[Dataset items]
::::::::

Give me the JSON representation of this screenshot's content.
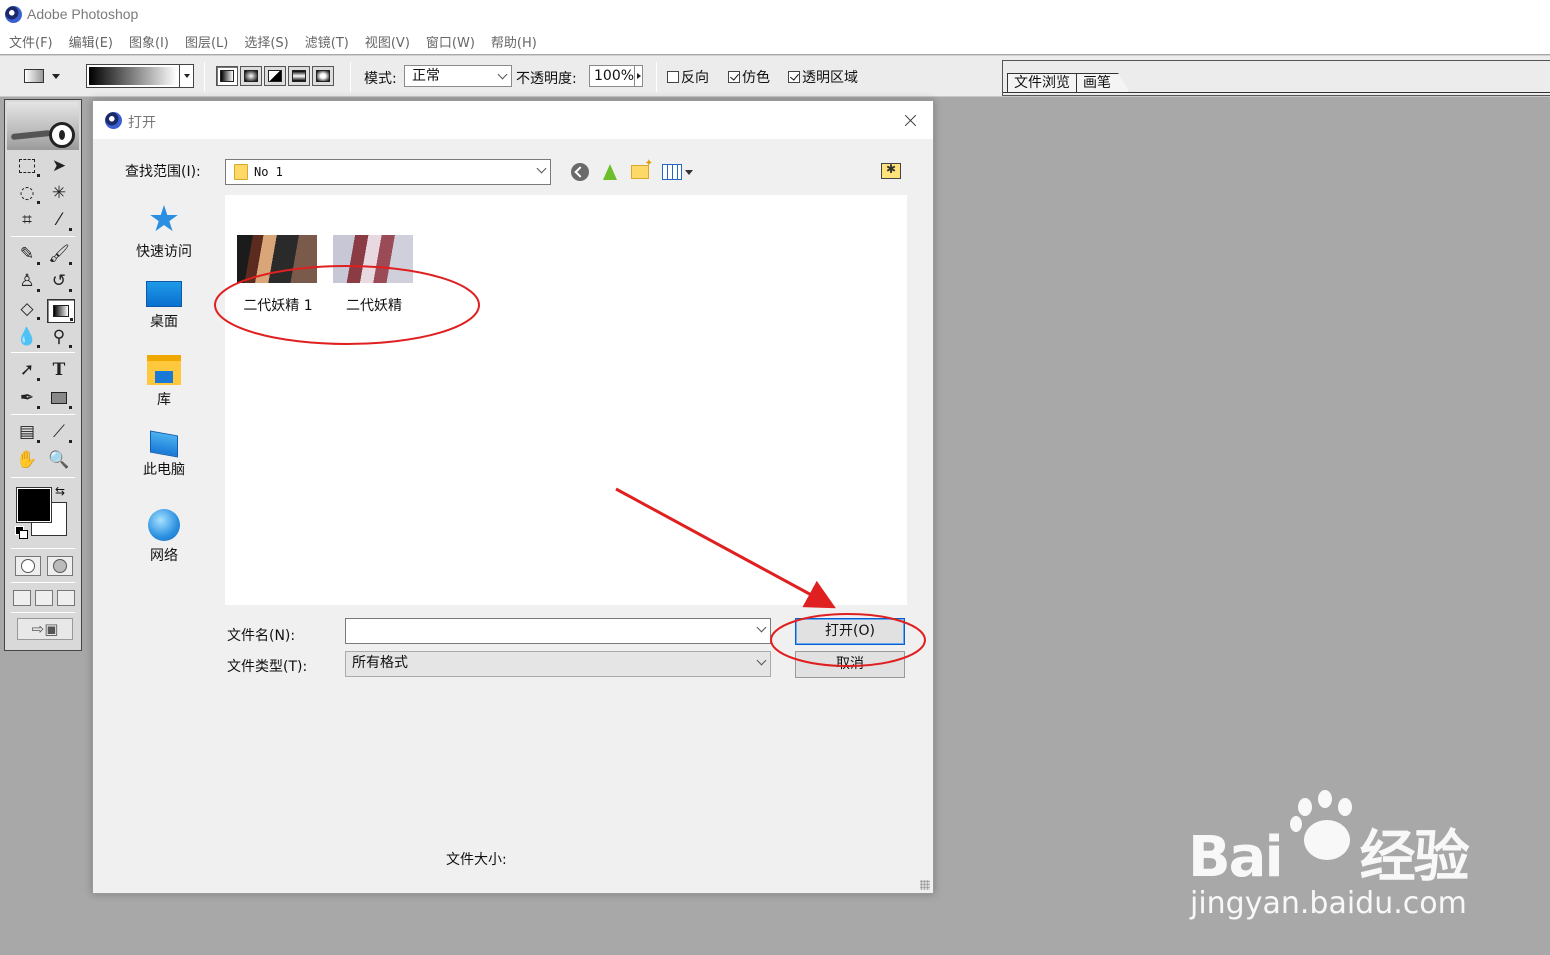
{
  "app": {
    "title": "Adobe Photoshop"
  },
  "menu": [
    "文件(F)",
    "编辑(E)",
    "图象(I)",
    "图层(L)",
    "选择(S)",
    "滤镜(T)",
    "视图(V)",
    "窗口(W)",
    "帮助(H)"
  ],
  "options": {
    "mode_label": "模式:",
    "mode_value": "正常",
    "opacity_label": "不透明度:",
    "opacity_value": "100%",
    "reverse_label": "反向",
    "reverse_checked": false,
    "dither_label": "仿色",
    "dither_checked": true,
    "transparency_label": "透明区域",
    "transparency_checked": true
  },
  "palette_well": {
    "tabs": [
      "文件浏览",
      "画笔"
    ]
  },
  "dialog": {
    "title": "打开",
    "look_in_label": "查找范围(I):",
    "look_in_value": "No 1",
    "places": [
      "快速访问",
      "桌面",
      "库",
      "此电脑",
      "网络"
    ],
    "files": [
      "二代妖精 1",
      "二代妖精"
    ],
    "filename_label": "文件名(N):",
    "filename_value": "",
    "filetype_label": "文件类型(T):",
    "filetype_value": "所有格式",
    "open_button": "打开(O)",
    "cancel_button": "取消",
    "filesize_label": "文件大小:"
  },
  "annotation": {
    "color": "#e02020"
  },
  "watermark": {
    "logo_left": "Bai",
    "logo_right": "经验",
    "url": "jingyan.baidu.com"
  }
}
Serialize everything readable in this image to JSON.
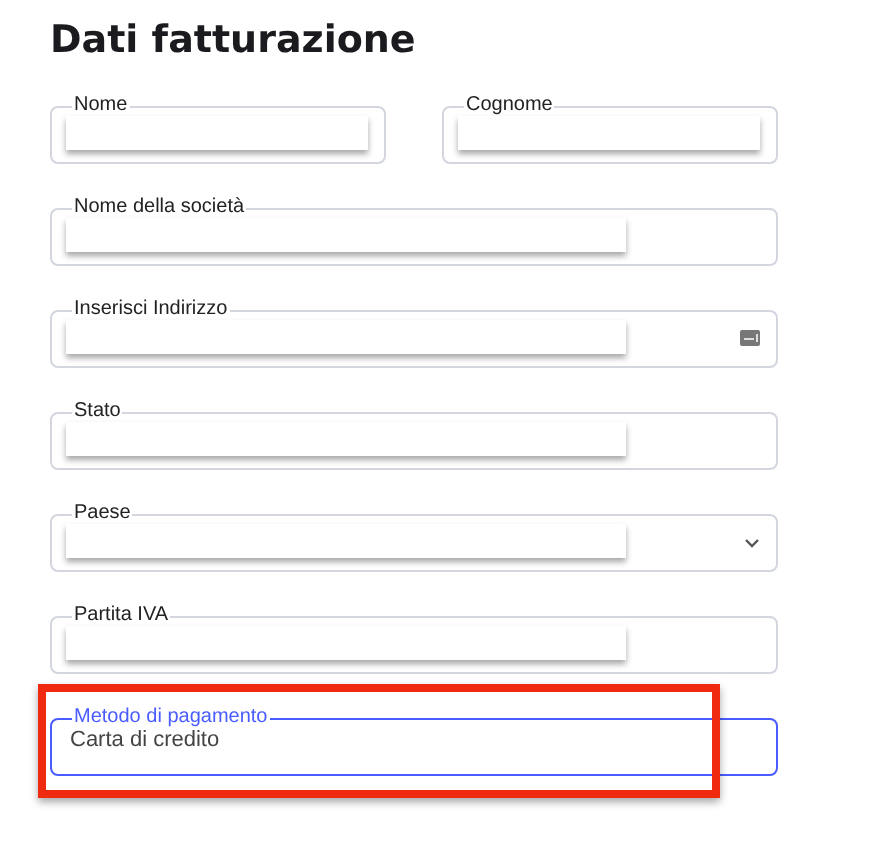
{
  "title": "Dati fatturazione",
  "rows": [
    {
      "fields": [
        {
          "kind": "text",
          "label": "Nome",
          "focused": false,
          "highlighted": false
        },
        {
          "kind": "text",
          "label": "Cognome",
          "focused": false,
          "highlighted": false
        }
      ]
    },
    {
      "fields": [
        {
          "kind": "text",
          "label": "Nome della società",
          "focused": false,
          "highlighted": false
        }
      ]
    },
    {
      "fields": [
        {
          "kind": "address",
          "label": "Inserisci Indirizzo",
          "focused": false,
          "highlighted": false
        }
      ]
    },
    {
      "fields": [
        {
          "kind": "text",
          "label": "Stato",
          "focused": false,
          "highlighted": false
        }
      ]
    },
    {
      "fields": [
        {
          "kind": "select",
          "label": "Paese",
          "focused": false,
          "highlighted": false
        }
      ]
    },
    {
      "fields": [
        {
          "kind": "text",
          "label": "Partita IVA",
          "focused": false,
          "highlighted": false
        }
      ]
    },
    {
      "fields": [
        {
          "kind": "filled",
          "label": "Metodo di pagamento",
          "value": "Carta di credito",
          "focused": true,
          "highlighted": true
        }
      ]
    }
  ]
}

::::::::

Leave out the pictures and print each record exactly as it stands.

Give me the JSON representation of this screenshot's content.
{
  "app": {
    "title": "Adobe Photoshop"
  },
  "menu": [
    "文件(F)",
    "编辑(E)",
    "图象(I)",
    "图层(L)",
    "选择(S)",
    "滤镜(T)",
    "视图(V)",
    "窗口(W)",
    "帮助(H)"
  ],
  "options": {
    "mode_label": "模式:",
    "mode_value": "正常",
    "opacity_label": "不透明度:",
    "opacity_value": "100%",
    "reverse_label": "反向",
    "reverse_checked": false,
    "dither_label": "仿色",
    "dither_checked": true,
    "transparency_label": "透明区域",
    "transparency_checked": true
  },
  "palette_well": {
    "tabs": [
      "文件浏览",
      "画笔"
    ]
  },
  "dialog": {
    "title": "打开",
    "look_in_label": "查找范围(I):",
    "look_in_value": "No 1",
    "places": [
      "快速访问",
      "桌面",
      "库",
      "此电脑",
      "网络"
    ],
    "files": [
      "二代妖精 1",
      "二代妖精"
    ],
    "filename_label": "文件名(N):",
    "filename_value": "",
    "filetype_label": "文件类型(T):",
    "filetype_value": "所有格式",
    "open_button": "打开(O)",
    "cancel_button": "取消",
    "filesize_label": "文件大小:"
  },
  "annotation": {
    "color": "#e02020"
  },
  "watermark": {
    "logo_left": "Bai",
    "logo_right": "经验",
    "url": "jingyan.baidu.com"
  }
}
Serialize everything readable in this image to JSON.
{
  "title": "Dati fatturazione",
  "rows": [
    {
      "fields": [
        {
          "kind": "text",
          "label": "Nome",
          "focused": false,
          "highlighted": false
        },
        {
          "kind": "text",
          "label": "Cognome",
          "focused": false,
          "highlighted": false
        }
      ]
    },
    {
      "fields": [
        {
          "kind": "text",
          "label": "Nome della società",
          "focused": false,
          "highlighted": false
        }
      ]
    },
    {
      "fields": [
        {
          "kind": "address",
          "label": "Inserisci Indirizzo",
          "focused": false,
          "highlighted": false
        }
      ]
    },
    {
      "fields": [
        {
          "kind": "text",
          "label": "Stato",
          "focused": false,
          "highlighted": false
        }
      ]
    },
    {
      "fields": [
        {
          "kind": "select",
          "label": "Paese",
          "focused": false,
          "highlighted": false
        }
      ]
    },
    {
      "fields": [
        {
          "kind": "text",
          "label": "Partita IVA",
          "focused": false,
          "highlighted": false
        }
      ]
    },
    {
      "fields": [
        {
          "kind": "filled",
          "label": "Metodo di pagamento",
          "value": "Carta di credito",
          "focused": true,
          "highlighted": true
        }
      ]
    }
  ]
}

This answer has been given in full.